**Dataset items**
++++++++
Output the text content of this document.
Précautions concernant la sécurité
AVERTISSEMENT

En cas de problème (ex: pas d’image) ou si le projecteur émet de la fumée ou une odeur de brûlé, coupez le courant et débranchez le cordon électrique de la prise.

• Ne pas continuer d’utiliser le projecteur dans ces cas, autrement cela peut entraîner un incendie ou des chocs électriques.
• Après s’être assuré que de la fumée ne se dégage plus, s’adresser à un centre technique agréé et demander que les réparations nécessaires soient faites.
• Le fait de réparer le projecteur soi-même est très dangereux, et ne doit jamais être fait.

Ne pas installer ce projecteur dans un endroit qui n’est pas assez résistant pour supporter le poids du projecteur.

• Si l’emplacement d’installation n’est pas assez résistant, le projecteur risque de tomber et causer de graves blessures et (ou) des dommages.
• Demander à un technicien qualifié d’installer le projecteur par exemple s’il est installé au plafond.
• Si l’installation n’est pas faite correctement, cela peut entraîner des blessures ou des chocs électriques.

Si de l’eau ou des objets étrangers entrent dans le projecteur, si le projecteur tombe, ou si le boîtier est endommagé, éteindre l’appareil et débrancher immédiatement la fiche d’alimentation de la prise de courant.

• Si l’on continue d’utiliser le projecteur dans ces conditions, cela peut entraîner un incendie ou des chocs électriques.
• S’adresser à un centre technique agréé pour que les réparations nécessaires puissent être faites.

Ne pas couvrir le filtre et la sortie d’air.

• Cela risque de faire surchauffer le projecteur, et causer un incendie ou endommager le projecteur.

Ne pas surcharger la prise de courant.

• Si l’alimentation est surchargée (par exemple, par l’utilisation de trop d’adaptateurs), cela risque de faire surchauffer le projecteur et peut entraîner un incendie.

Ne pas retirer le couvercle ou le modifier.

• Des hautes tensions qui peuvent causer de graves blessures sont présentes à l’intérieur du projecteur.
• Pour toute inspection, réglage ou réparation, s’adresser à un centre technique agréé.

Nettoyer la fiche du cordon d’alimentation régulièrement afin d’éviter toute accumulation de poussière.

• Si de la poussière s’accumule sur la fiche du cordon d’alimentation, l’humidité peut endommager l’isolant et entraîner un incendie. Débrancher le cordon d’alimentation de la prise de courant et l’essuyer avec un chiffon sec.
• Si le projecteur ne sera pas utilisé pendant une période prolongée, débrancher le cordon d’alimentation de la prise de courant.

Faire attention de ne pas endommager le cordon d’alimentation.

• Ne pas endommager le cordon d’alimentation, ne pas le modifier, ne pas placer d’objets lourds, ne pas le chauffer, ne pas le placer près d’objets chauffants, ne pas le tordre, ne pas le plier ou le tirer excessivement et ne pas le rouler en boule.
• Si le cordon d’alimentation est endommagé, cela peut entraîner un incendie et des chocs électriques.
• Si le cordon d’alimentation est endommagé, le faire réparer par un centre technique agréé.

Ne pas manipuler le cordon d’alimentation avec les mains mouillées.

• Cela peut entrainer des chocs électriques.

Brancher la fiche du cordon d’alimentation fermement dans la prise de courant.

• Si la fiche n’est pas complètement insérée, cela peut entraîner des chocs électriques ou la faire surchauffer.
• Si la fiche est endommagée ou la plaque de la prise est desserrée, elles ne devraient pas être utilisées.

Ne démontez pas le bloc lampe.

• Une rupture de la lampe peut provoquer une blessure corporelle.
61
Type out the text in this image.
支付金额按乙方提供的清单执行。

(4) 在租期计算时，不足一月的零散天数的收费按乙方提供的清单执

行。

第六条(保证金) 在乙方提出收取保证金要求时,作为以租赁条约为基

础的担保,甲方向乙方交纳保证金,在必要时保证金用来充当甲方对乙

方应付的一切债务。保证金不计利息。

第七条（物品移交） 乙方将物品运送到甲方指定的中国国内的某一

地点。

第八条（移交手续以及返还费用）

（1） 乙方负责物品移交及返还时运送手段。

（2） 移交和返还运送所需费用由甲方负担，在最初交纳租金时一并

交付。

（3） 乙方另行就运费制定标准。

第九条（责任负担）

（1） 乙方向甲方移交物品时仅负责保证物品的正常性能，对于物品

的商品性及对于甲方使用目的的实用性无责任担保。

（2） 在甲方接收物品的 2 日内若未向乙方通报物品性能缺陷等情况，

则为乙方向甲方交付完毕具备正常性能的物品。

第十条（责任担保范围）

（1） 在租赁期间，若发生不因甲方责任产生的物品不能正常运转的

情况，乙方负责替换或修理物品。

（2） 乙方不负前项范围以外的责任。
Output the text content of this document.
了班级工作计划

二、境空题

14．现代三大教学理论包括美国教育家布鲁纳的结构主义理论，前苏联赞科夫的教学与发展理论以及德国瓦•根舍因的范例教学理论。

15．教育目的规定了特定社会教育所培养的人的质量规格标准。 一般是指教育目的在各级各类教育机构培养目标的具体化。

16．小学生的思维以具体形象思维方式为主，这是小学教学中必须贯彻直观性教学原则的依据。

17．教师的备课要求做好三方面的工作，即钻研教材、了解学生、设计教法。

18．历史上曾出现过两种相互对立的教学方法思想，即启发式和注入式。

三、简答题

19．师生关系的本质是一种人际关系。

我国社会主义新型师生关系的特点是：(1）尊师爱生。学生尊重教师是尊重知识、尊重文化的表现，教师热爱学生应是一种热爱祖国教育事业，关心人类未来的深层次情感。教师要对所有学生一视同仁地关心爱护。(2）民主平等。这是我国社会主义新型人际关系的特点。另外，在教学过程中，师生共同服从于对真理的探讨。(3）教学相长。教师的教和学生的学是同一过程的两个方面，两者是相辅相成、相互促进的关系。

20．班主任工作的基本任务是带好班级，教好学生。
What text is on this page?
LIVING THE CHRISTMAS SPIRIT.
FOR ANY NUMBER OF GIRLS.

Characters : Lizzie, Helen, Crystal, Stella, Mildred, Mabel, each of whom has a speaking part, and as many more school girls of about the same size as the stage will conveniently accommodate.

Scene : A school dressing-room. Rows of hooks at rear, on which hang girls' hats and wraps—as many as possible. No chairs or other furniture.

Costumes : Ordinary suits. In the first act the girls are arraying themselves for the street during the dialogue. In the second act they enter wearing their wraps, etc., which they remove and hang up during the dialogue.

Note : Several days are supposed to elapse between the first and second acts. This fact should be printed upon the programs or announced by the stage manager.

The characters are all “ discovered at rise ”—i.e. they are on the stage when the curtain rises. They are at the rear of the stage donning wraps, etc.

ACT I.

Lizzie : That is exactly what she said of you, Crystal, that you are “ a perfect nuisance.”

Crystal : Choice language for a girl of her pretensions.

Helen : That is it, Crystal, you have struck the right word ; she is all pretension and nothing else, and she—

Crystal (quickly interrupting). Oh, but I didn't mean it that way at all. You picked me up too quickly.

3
++++++++
**JOB**
Every record shown above must be echoed exactly.

**FINAL ANSWER**
Output the text content of this document.
Précautions concernant la sécurité
AVERTISSEMENT

En cas de problème (ex: pas d’image) ou si le projecteur émet de la fumée ou une odeur de brûlé, coupez le courant et débranchez le cordon électrique de la prise.

• Ne pas continuer d’utiliser le projecteur dans ces cas, autrement cela peut entraîner un incendie ou des chocs électriques.
• Après s’être assuré que de la fumée ne se dégage plus, s’adresser à un centre technique agréé et demander que les réparations nécessaires soient faites.
• Le fait de réparer le projecteur soi-même est très dangereux, et ne doit jamais être fait.

Ne pas installer ce projecteur dans un endroit qui n’est pas assez résistant pour supporter le poids du projecteur.

• Si l’emplacement d’installation n’est pas assez résistant, le projecteur risque de tomber et causer de graves blessures et (ou) des dommages.
• Demander à un technicien qualifié d’installer le projecteur par exemple s’il est installé au plafond.
• Si l’installation n’est pas faite correctement, cela peut entraîner des blessures ou des chocs électriques.

Si de l’eau ou des objets étrangers entrent dans le projecteur, si le projecteur tombe, ou si le boîtier est endommagé, éteindre l’appareil et débrancher immédiatement la fiche d’alimentation de la prise de courant.

• Si l’on continue d’utiliser le projecteur dans ces conditions, cela peut entraîner un incendie ou des chocs électriques.
• S’adresser à un centre technique agréé pour que les réparations nécessaires puissent être faites.

Ne pas couvrir le filtre et la sortie d’air.

• Cela risque de faire surchauffer le projecteur, et causer un incendie ou endommager le projecteur.

Ne pas surcharger la prise de courant.

• Si l’alimentation est surchargée (par exemple, par l’utilisation de trop d’adaptateurs), cela risque de faire surchauffer le projecteur et peut entraîner un incendie.

Ne pas retirer le couvercle ou le modifier.

• Des hautes tensions qui peuvent causer de graves blessures sont présentes à l’intérieur du projecteur.
• Pour toute inspection, réglage ou réparation, s’adresser à un centre technique agréé.

Nettoyer la fiche du cordon d’alimentation régulièrement afin d’éviter toute accumulation de poussière.

• Si de la poussière s’accumule sur la fiche du cordon d’alimentation, l’humidité peut endommager l’isolant et entraîner un incendie. Débrancher le cordon d’alimentation de la prise de courant et l’essuyer avec un chiffon sec.
• Si le projecteur ne sera pas utilisé pendant une période prolongée, débrancher le cordon d’alimentation de la prise de courant.

Faire attention de ne pas endommager le cordon d’alimentation.

• Ne pas endommager le cordon d’alimentation, ne pas le modifier, ne pas placer d’objets lourds, ne pas le chauffer, ne pas le placer près d’objets chauffants, ne pas le tordre, ne pas le plier ou le tirer excessivement et ne pas le rouler en boule.
• Si le cordon d’alimentation est endommagé, cela peut entraîner un incendie et des chocs électriques.
• Si le cordon d’alimentation est endommagé, le faire réparer par un centre technique agréé.

Ne pas manipuler le cordon d’alimentation avec les mains mouillées.

• Cela peut entrainer des chocs électriques.

Brancher la fiche du cordon d’alimentation fermement dans la prise de courant.

• Si la fiche n’est pas complètement insérée, cela peut entraîner des chocs électriques ou la faire surchauffer.
• Si la fiche est endommagée ou la plaque de la prise est desserrée, elles ne devraient pas être utilisées.

Ne démontez pas le bloc lampe.

• Une rupture de la lampe peut provoquer une blessure corporelle.
61
Type out the text in this image.
支付金额按乙方提供的清单执行。

(4) 在租期计算时，不足一月的零散天数的收费按乙方提供的清单执

行。

第六条(保证金) 在乙方提出收取保证金要求时,作为以租赁条约为基

础的担保,甲方向乙方交纳保证金,在必要时保证金用来充当甲方对乙

方应付的一切债务。保证金不计利息。

第七条（物品移交） 乙方将物品运送到甲方指定的中国国内的某一

地点。

第八条（移交手续以及返还费用）

（1） 乙方负责物品移交及返还时运送手段。

（2） 移交和返还运送所需费用由甲方负担，在最初交纳租金时一并

交付。

（3） 乙方另行就运费制定标准。

第九条（责任负担）

（1） 乙方向甲方移交物品时仅负责保证物品的正常性能，对于物品

的商品性及对于甲方使用目的的实用性无责任担保。

（2） 在甲方接收物品的 2 日内若未向乙方通报物品性能缺陷等情况，

则为乙方向甲方交付完毕具备正常性能的物品。

第十条（责任担保范围）

（1） 在租赁期间，若发生不因甲方责任产生的物品不能正常运转的

情况，乙方负责替换或修理物品。

（2） 乙方不负前项范围以外的责任。
Output the text content of this document.
了班级工作计划

二、境空题

14．现代三大教学理论包括美国教育家布鲁纳的结构主义理论，前苏联赞科夫的教学与发展理论以及德国瓦•根舍因的范例教学理论。

15．教育目的规定了特定社会教育所培养的人的质量规格标准。 一般是指教育目的在各级各类教育机构培养目标的具体化。

16．小学生的思维以具体形象思维方式为主，这是小学教学中必须贯彻直观性教学原则的依据。

17．教师的备课要求做好三方面的工作，即钻研教材、了解学生、设计教法。

18．历史上曾出现过两种相互对立的教学方法思想，即启发式和注入式。

三、简答题

19．师生关系的本质是一种人际关系。

我国社会主义新型师生关系的特点是：(1）尊师爱生。学生尊重教师是尊重知识、尊重文化的表现，教师热爱学生应是一种热爱祖国教育事业，关心人类未来的深层次情感。教师要对所有学生一视同仁地关心爱护。(2）民主平等。这是我国社会主义新型人际关系的特点。另外，在教学过程中，师生共同服从于对真理的探讨。(3）教学相长。教师的教和学生的学是同一过程的两个方面，两者是相辅相成、相互促进的关系。

20．班主任工作的基本任务是带好班级，教好学生。
What text is on this page?
LIVING THE CHRISTMAS SPIRIT.
FOR ANY NUMBER OF GIRLS.

Characters : Lizzie, Helen, Crystal, Stella, Mildred, Mabel, each of whom has a speaking part, and as many more school girls of about the same size as the stage will conveniently accommodate.

Scene : A school dressing-room. Rows of hooks at rear, on which hang girls' hats and wraps—as many as possible. No chairs or other furniture.

Costumes : Ordinary suits. In the first act the girls are arraying themselves for the street during the dialogue. In the second act they enter wearing their wraps, etc., which they remove and hang up during the dialogue.

Note : Several days are supposed to elapse between the first and second acts. This fact should be printed upon the programs or announced by the stage manager.

The characters are all “ discovered at rise ”—i.e. they are on the stage when the curtain rises. They are at the rear of the stage donning wraps, etc.

ACT I.

Lizzie : That is exactly what she said of you, Crystal, that you are “ a perfect nuisance.”

Crystal : Choice language for a girl of her pretensions.

Helen : That is it, Crystal, you have struck the right word ; she is all pretension and nothing else, and she—

Crystal (quickly interrupting). Oh, but I didn't mean it that way at all. You picked me up too quickly.

3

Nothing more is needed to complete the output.